Compito 1
Ricopia tali e quali le righe dell'elenco dalla riga che contiene "cell-truescore: 7341 xyxy=(1196,331,1526,388)" fino alla riga che contiene "username: BlackBirdsWigWam xyxy=(201,402,370,430)", comprese entrambe.

··· Brano fornito

Non tradisca l’approccio divulgativo della tecnica di esposizione. La materia è e resta di difficile composizione e, soprattutto, ancora più complicate e foriere di responsabilità di ogni tipo sono le relative proiezioni operative e partiche.
Con queste premesse procediamo oltre.

2. Illeciti amministrativi ed illeciti penali (cenni)

Generalmente per illecito si intende la violazione di un qualsiasi comando o di un qualsiasi divieto, ovvero qualsiasi fatto che costituisca la trasgressione di una regola tale da diventare l’oggetto di una adeguata reazione dell’ordinamento.
A fronte di questa, generica, definizione dottrinale, a livello costituzionale l’articolo 28 Cost. propone una diversa definizione di illecito ritenendo tali gli atti compiuti in violazione di diritti, atti ai quali corrisponde una responsabilità secondo le leggi penali, civili ed amministrative.
Ricostruire il pensiero giuridico sviluppatosi intorno al concetto di illecito non rappresenta oggetto specifico di questo approfondimento, né questa sede consente di descrivere il lungo processo di nascita dell’illecito amministrativo, quale insieme distinto ed ancillare rispetto all’illecito penale e civile.
E’ sufficiente ricordare che nel corso dell’ultimo secolo si assistito ad un fenomeno a due vie entrambe produttrici di illeciti amministrativi: da un lato la sempre più insistita creazione giuridica di illeciti ab origine di natura amministrativa e dall’altra un vasto – e non ancora esaurito – processo di depenalizzazione, culminato nella necessità di approvare una legge specifica sul procedimento di applicazione e di esecuzione di sanzioni amministrative concentrato nella legge 689/81.
Né pare possibile, in questa sede, affondare l’analisi sulla distinzione ontologica tra illecito penale ed amministrativo. In realtà vi sono monografie specifiche destinate ad illustrare la natura dei criteri distintivi tra sanzioni amministrative e penali. A livello teorico si ricordi che in dottrina generalmente si sostiene che la sanzione penale risponde alla ratio della tutela e dell’ordine pubblico o alla punizione del reo in chiave di prevenzione futura e deterrenza nella reiterazione di quello od altro illecito, mentre la sanzione amministrativa è funzionale e strumentale alla azione amministrativa, alla sua efficacia e alla sua effettività, una sorta di collegato indispensabile per assicurare effettività alla stessa attività amministrativa e al perseguimento del collegato interesse pubblico. Di sicuro interesse di consultazione si appalesa sul punto la circolare della Presidenza del Consiglio dei Ministri del 19 dicembre 1983, recante appunto criteri orientativi per la scelta tra sanzioni penali e sanzioni amministrative.

······
··· Righe dell'elenco

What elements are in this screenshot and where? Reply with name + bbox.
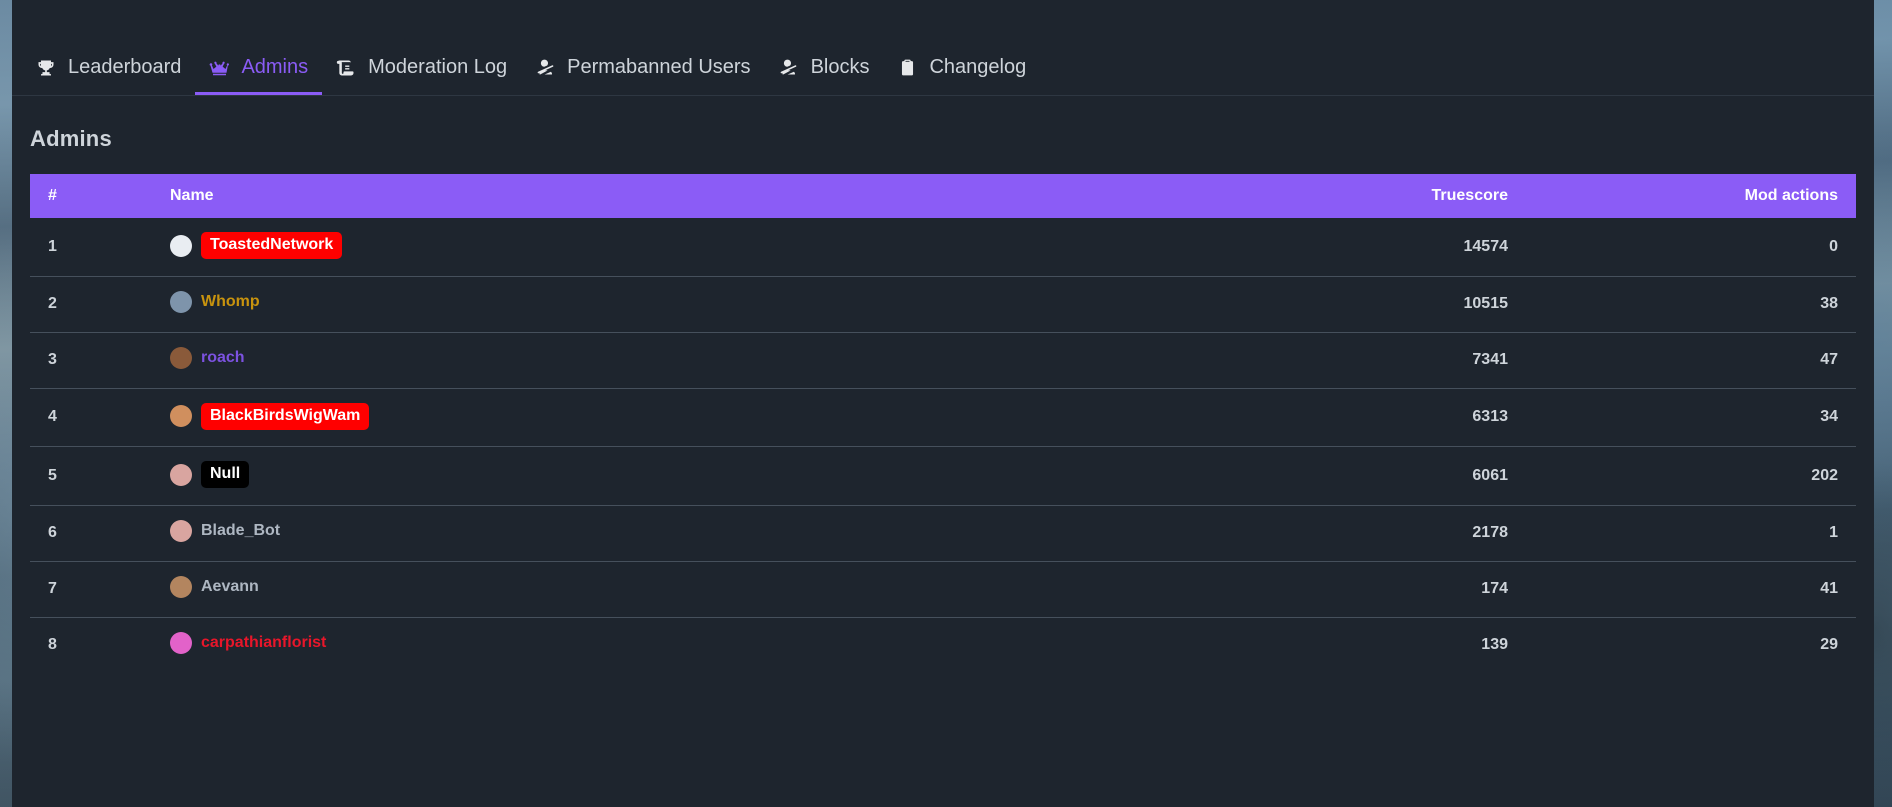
cell-truescore: 7341 xyxy=(1196,331,1526,388)
cell-truescore: 6061 xyxy=(1196,446,1526,505)
table-row: 5 Null 6061 202 xyxy=(30,446,1856,505)
cell-mod-actions: 202 xyxy=(1526,446,1856,505)
user-link[interactable]: Blade_Bot xyxy=(170,519,281,542)
cell-truescore: 139 xyxy=(1196,616,1526,673)
cell-truescore: 10515 xyxy=(1196,275,1526,332)
table-row: 4 BlackBirdsWigWam 6313 34 xyxy=(30,387,1856,447)
cell-name: Null xyxy=(152,446,1196,505)
cell-mod-actions: 41 xyxy=(1526,560,1856,617)
cell-mod-actions: 0 xyxy=(1829,237,1838,255)
avatar xyxy=(170,234,192,257)
avatar xyxy=(170,463,192,486)
page-title: Admins xyxy=(30,126,112,151)
cell-truescore: 14574 xyxy=(1463,237,1509,255)
cell-mod-actions: 29 xyxy=(1526,616,1856,673)
tab-moderation-log[interactable]: Moderation Log xyxy=(322,43,521,95)
app-container: Leaderboard Admins Moderation Log Permabann… xyxy=(12,0,1874,807)
user-link[interactable]: ToastedNetwork xyxy=(170,232,343,259)
username: roach xyxy=(201,348,245,366)
cell-rank: 5 xyxy=(30,446,152,505)
cell-mod-actions: 47 xyxy=(1526,331,1856,388)
top-strip xyxy=(12,0,1874,44)
cell-rank: 1 xyxy=(48,237,57,255)
avatar xyxy=(170,519,192,542)
cell-rank: 6 xyxy=(30,504,152,561)
cell-rank: 7 xyxy=(30,560,152,617)
avatar xyxy=(170,575,192,598)
cell-name: Aevann xyxy=(152,560,1196,617)
table-row: 2 Whomp 10515 38 xyxy=(30,275,1856,332)
cell-name: Blade_Bot xyxy=(152,504,1196,561)
table-row: 7 Aevann 174 41 xyxy=(30,560,1856,617)
user-slash-icon xyxy=(534,57,556,79)
trophy-icon xyxy=(35,57,57,79)
avatar xyxy=(170,631,192,654)
scroll-icon xyxy=(335,57,357,79)
cell-mod-actions: 34 xyxy=(1526,387,1856,447)
table-row: 3 roach 7341 47 xyxy=(30,331,1856,388)
user-link[interactable]: Aevann xyxy=(170,575,259,598)
tab-admins[interactable]: Admins xyxy=(195,43,323,95)
cell-name: roach xyxy=(152,331,1196,388)
admins-table-body: 1 ToastedNetwork 14574 0 2 Whomp 10515 38 3 roach… xyxy=(30,218,1856,673)
avatar xyxy=(170,405,192,427)
primary-tab-bar: Leaderboard Admins Moderation Log Permabann… xyxy=(12,44,1874,96)
cell-truescore: 174 xyxy=(1196,560,1526,617)
username: BlackBirdsWigWam xyxy=(201,402,370,430)
table-row: 1 ToastedNetwork 14574 0 xyxy=(30,218,1856,276)
avatar xyxy=(170,290,192,313)
tab-label: Blocks xyxy=(810,56,870,78)
cell-mod-actions: 1 xyxy=(1526,504,1856,561)
cell-truescore: 2178 xyxy=(1196,504,1526,561)
username: Whomp xyxy=(201,292,260,310)
column-header-name: Name xyxy=(152,174,1196,218)
cell-rank: 3 xyxy=(30,331,152,388)
user-link[interactable]: BlackBirdsWigWam xyxy=(170,402,370,430)
username: Aevann xyxy=(201,577,259,595)
tab-blocks[interactable]: Blocks xyxy=(765,43,884,95)
cell-truescore: 6313 xyxy=(1196,387,1526,447)
cell-name: Whomp xyxy=(152,275,1196,332)
crown-icon xyxy=(208,57,230,79)
table-row: 6 Blade_Bot 2178 1 xyxy=(30,504,1856,561)
column-header-mod: Mod actions xyxy=(1526,174,1856,218)
page-content: Admins # Name Truescore Mod actions 1 Toaste… xyxy=(12,96,1874,673)
username: Blade_Bot xyxy=(201,521,281,539)
tab-label: Moderation Log xyxy=(368,56,508,78)
cell-name: BlackBirdsWigWam xyxy=(152,387,1196,447)
tab-leaderboard[interactable]: Leaderboard xyxy=(22,43,195,95)
username: carpathianflorist xyxy=(201,633,327,651)
user-link[interactable]: roach xyxy=(170,346,245,369)
username: ToastedNetwork xyxy=(201,232,343,259)
tab-label: Changelog xyxy=(929,56,1027,78)
table-header-row: # Name Truescore Mod actions xyxy=(30,174,1856,218)
cell-rank: 4 xyxy=(30,387,152,447)
table-row: 8 carpathianflorist 139 29 xyxy=(30,616,1856,673)
clipboard-icon xyxy=(896,57,918,79)
tab-permabanned-users[interactable]: Permabanned Users xyxy=(521,43,764,95)
column-header-score: Truescore xyxy=(1196,174,1526,218)
admins-table-head: # Name Truescore Mod actions xyxy=(30,174,1856,218)
cell-name: carpathianflorist xyxy=(152,616,1196,673)
user-link[interactable]: carpathianflorist xyxy=(170,631,327,654)
cell-name: ToastedNetwork xyxy=(152,218,1196,276)
tab-label: Permabanned Users xyxy=(567,56,751,78)
tab-label: Admins xyxy=(241,56,309,78)
cell-rank: 2 xyxy=(30,275,152,332)
avatar xyxy=(170,346,192,369)
tab-changelog[interactable]: Changelog xyxy=(883,43,1040,95)
user-link[interactable]: Null xyxy=(170,461,250,488)
username: Null xyxy=(201,461,250,488)
cell-rank: 8 xyxy=(30,616,152,673)
column-header-rank: # xyxy=(30,174,152,218)
user-slash-icon xyxy=(778,57,800,79)
user-link[interactable]: Whomp xyxy=(170,290,260,313)
cell-mod-actions: 38 xyxy=(1526,275,1856,332)
admins-table: # Name Truescore Mod actions 1 ToastedNetwor… xyxy=(30,174,1856,673)
tab-label: Leaderboard xyxy=(68,56,182,78)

······

Compito 2
Prosegui il brano sugli illeciti amministrativi e penali, ripartendo subito dopo l'ultima frase.

Risultato 1
cell-truescore: 7341 xyxy=(1196,331,1526,388)
cell-truescore: 6061 xyxy=(1196,446,1526,505)
table-row: 5 Null 6061 202 xyxy=(30,446,1856,505)
cell-mod-actions: 202 xyxy=(1526,446,1856,505)
user-link[interactable]: Blade_Bot xyxy=(170,519,281,542)
cell-truescore: 139 xyxy=(1196,616,1526,673)
cell-truescore: 10515 xyxy=(1196,275,1526,332)
table-row: 4 BlackBirdsWigWam 6313 34 xyxy=(30,387,1856,447)
cell-name: Null xyxy=(152,446,1196,505)
cell-mod-actions: 41 xyxy=(1526,560,1856,617)
cell-mod-actions: 0 xyxy=(1829,237,1838,255)
avatar xyxy=(170,234,192,257)
avatar xyxy=(170,463,192,486)
page-title: Admins xyxy=(30,126,112,151)
cell-truescore: 14574 xyxy=(1463,237,1509,255)
cell-mod-actions: 29 xyxy=(1526,616,1856,673)
tab-moderation-log[interactable]: Moderation Log xyxy=(322,43,521,95)
app-container: Leaderboard Admins Moderation Log Permabann… xyxy=(12,0,1874,807)
user-link[interactable]: ToastedNetwork xyxy=(170,232,343,259)
username: roach xyxy=(201,348,245,366)
cell-rank: 5 xyxy=(30,446,152,505)
cell-mod-actions: 47 xyxy=(1526,331,1856,388)
top-strip xyxy=(12,0,1874,44)
cell-rank: 1 xyxy=(48,237,57,255)
avatar xyxy=(170,519,192,542)
cell-rank: 6 xyxy=(30,504,152,561)
cell-rank: 7 xyxy=(30,560,152,617)
avatar xyxy=(170,575,192,598)
cell-name: Aevann xyxy=(152,560,1196,617)
table-row: 2 Whomp 10515 38 xyxy=(30,275,1856,332)
cell-name: Blade_Bot xyxy=(152,504,1196,561)
table-row: 7 Aevann 174 41 xyxy=(30,560,1856,617)
user-slash-icon xyxy=(534,57,556,79)
trophy-icon xyxy=(35,57,57,79)
avatar xyxy=(170,631,192,654)
scroll-icon xyxy=(335,57,357,79)
cell-mod-actions: 34 xyxy=(1526,387,1856,447)
table-row: 3 roach 7341 47 xyxy=(30,331,1856,388)
user-link[interactable]: Aevann xyxy=(170,575,259,598)
tab-admins[interactable]: Admins xyxy=(195,43,323,95)
cell-name: roach xyxy=(152,331,1196,388)
admins-table-body: 1 ToastedNetwork 14574 0 2 Whomp 10515 38 3 roach… xyxy=(30,218,1856,673)
avatar xyxy=(170,405,192,427)
primary-tab-bar: Leaderboard Admins Moderation Log Permabann… xyxy=(12,44,1874,96)
cell-truescore: 174 xyxy=(1196,560,1526,617)
username: BlackBirdsWigWam xyxy=(201,402,370,430)

Risultato 2
Per quanto di nostra competenza limitiamoci a ricordare che in termini oggettivi la sola distinzione che possiamo fare è quella relativa alla sanzione comminata dal legislatore, riconoscendosi così sanzioni penali in caso di multa, ammenda, reclusione, ergastolo o arresto e sanzioni amministrative nel caso di comminazione del pagamento di una somma di denaro.
Come noto il codice della strada prevede illeciti amministrativi ed illeciti penali. Dopo i numerosi interventi di depenalizzazione il terreno della protezione penale è ormai marginalizzato a poche ipotesi. La stragrande maggioranza delle violazioni sono punite con sanzioni amministrative pecuniarie, se del caso corredate da un sostanzioso apparato di sanzioni accessorie.
L’individuazione della tipologia di illecito, come detto intuitiva dalla semplice lettura delle sanzioni collegate alla violazione, condiziona la scelta degli atti da redigere nella immediatezza della violazione.
In presenza di una violazione amministrativa l’organo di polizia stradale procedente ha il principale obbligo di contestare la violazione e redigere il verbale di contestazione, dando poi origine a un complesso procedimento sanzionatorio che proviamo a sintetizzare nel prosieguo.
Nella immediatezza, quindi il verbalizzante deve:

  • individuare la violazione commessa;
  • collegare ad essa il corretto apparato sanzionatorio previsto dal legislatore;
  • porre in essere i comportamenti operativi richiesti nella immediatezza dal caso, secondo le indicazioni riportate nel riferimento normativo;
  • identificare il trasgressore e, se presente, ogni altro obbligato in solido, tramite la lettura dei documenti di guida e circolazione o di eventuali documenti sostitutivi (ovvero tramite altre attività investigative in ipotesi di violazioni diverse da quelle stradali);
  • redigere il verbale di contestazione seguendo le indicazioni di cui nel prosieguo;
  • adottare le sanzioni accessorie previste e porre in essere le misure cautelari, interdittive o precautelari previste dal caso concreto.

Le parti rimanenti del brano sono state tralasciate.